Your task is to extract every line from the material below exactly.

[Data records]
=====

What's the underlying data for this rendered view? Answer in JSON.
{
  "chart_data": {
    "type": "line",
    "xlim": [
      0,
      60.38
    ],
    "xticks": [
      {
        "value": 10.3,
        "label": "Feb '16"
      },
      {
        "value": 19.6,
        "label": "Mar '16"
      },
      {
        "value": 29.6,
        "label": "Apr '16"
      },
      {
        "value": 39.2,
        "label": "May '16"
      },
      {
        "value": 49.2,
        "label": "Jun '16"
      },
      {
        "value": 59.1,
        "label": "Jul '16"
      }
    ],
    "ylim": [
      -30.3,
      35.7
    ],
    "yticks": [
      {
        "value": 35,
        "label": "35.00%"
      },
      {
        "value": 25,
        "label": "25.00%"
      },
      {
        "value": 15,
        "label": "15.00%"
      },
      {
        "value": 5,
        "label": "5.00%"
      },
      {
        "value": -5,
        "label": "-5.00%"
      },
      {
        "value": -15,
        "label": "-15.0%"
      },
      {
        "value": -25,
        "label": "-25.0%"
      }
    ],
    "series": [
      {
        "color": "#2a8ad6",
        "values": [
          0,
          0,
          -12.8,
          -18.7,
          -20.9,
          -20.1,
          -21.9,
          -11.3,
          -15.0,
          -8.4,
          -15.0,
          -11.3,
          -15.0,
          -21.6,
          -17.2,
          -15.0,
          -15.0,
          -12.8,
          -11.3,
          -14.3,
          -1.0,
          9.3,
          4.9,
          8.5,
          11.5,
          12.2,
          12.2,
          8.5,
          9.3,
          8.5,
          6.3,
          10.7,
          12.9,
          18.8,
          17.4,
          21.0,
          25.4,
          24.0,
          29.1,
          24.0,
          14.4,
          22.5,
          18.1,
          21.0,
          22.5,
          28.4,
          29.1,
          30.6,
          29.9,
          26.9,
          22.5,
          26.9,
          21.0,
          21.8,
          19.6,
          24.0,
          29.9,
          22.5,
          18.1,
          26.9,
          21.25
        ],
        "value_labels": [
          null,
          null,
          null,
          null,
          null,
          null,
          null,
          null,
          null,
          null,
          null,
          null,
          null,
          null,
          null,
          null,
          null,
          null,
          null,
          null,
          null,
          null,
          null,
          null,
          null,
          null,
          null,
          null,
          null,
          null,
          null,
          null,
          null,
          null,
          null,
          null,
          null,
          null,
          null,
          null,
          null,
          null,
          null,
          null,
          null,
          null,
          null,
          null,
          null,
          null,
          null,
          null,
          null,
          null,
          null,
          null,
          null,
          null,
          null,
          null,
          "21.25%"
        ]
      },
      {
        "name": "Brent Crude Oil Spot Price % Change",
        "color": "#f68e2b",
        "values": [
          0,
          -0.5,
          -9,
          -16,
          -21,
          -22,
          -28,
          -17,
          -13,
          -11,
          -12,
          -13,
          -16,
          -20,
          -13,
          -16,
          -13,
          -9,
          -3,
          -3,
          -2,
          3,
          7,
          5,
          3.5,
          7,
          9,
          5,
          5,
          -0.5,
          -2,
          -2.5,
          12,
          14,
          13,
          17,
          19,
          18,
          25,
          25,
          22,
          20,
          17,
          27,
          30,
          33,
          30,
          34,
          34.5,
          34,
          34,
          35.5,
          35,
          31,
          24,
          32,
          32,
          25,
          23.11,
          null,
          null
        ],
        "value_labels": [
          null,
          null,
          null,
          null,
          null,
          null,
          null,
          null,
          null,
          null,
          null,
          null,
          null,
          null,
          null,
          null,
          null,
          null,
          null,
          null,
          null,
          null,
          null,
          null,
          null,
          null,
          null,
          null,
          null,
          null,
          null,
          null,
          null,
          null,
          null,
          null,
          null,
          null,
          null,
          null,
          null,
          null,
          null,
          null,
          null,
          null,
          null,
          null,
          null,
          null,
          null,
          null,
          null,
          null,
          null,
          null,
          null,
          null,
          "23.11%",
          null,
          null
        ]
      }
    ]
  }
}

=====

- [Answer]:
What's the underlying data for this rendered view? Answer in JSON.
{
  "chart_data": {
    "type": "line",
    "xlim": [
      0,
      60.38
    ],
    "xticks": [
      {
        "value": 10.3,
        "label": "Feb '16"
      },
      {
        "value": 19.6,
        "label": "Mar '16"
      },
      {
        "value": 29.6,
        "label": "Apr '16"
      },
      {
        "value": 39.2,
        "label": "May '16"
      },
      {
        "value": 49.2,
        "label": "Jun '16"
      },
      {
        "value": 59.1,
        "label": "Jul '16"
      }
    ],
    "ylim": [
      -30.3,
      35.7
    ],
    "yticks": [
      {
        "value": 35,
        "label": "35.00%"
      },
      {
        "value": 25,
        "label": "25.00%"
      },
      {
        "value": 15,
        "label": "15.00%"
      },
      {
        "value": 5,
        "label": "5.00%"
      },
      {
        "value": -5,
        "label": "-5.00%"
      },
      {
        "value": -15,
        "label": "-15.0%"
      },
      {
        "value": -25,
        "label": "-25.0%"
      }
    ],
    "series": [
      {
        "color": "#2a8ad6",
        "values": [
          0,
          0,
          -12.8,
          -18.7,
          -20.9,
          -20.1,
          -21.9,
          -11.3,
          -15.0,
          -8.4,
          -15.0,
          -11.3,
          -15.0,
          -21.6,
          -17.2,
          -15.0,
          -15.0,
          -12.8,
          -11.3,
          -14.3,
          -1.0,
          9.3,
          4.9,
          8.5,
          11.5,
          12.2,
          12.2,
          8.5,
          9.3,
          8.5,
          6.3,
          10.7,
          12.9,
          18.8,
          17.4,
          21.0,
          25.4,
          24.0,
          29.1,
          24.0,
          14.4,
          22.5,
          18.1,
          21.0,
          22.5,
          28.4,
          29.1,
          30.6,
          29.9,
          26.9,
          22.5,
          26.9,
          21.0,
          21.8,
          19.6,
          24.0,
          29.9,
          22.5,
          18.1,
          26.9,
          21.25
        ],
        "value_labels": [
          null,
          null,
          null,
          null,
          null,
          null,
          null,
          null,
          null,
          null,
          null,
          null,
          null,
          null,
          null,
          null,
          null,
          null,
          null,
          null,
          null,
          null,
          null,
          null,
          null,
          null,
          null,
          null,
          null,
          null,
          null,
          null,
          null,
          null,
          null,
          null,
          null,
          null,
          null,
          null,
          null,
          null,
          null,
          null,
          null,
          null,
          null,
          null,
          null,
          null,
          null,
          null,
          null,
          null,
          null,
          null,
          null,
          null,
          null,
          null,
          "21.25%"
        ]
      },
      {
        "name": "Brent Crude Oil Spot Price % Change",
        "color": "#f68e2b",
        "values": [
          0,
          -0.5,
          -9,
          -16,
          -21,
          -22,
          -28,
          -17,
          -13,
          -11,
          -12,
          -13,
          -16,
          -20,
          -13,
          -16,
          -13,
          -9,
          -3,
          -3,
          -2,
          3,
          7,
          5,
          3.5,
          7,
          9,
          5,
          5,
          -0.5,
          -2,
          -2.5,
          12,
          14,
          13,
          17,
          19,
          18,
          25,
          25,
          22,
          20,
          17,
          27,
          30,
          33,
          30,
          34,
          34.5,
          34,
          34,
          35.5,
          35,
          31,
          24,
          32,
          32,
          25,
          23.11,
          null,
          null
        ],
        "value_labels": [
          null,
          null,
          null,
          null,
          null,
          null,
          null,
          null,
          null,
          null,
          null,
          null,
          null,
          null,
          null,
          null,
          null,
          null,
          null,
          null,
          null,
          null,
          null,
          null,
          null,
          null,
          null,
          null,
          null,
          null,
          null,
          null,
          null,
          null,
          null,
          null,
          null,
          null,
          null,
          null,
          null,
          null,
          null,
          null,
          null,
          null,
          null,
          null,
          null,
          null,
          null,
          null,
          null,
          null,
          null,
          null,
          null,
          null,
          "23.11%",
          null,
          null
        ]
      }
    ]
  }
}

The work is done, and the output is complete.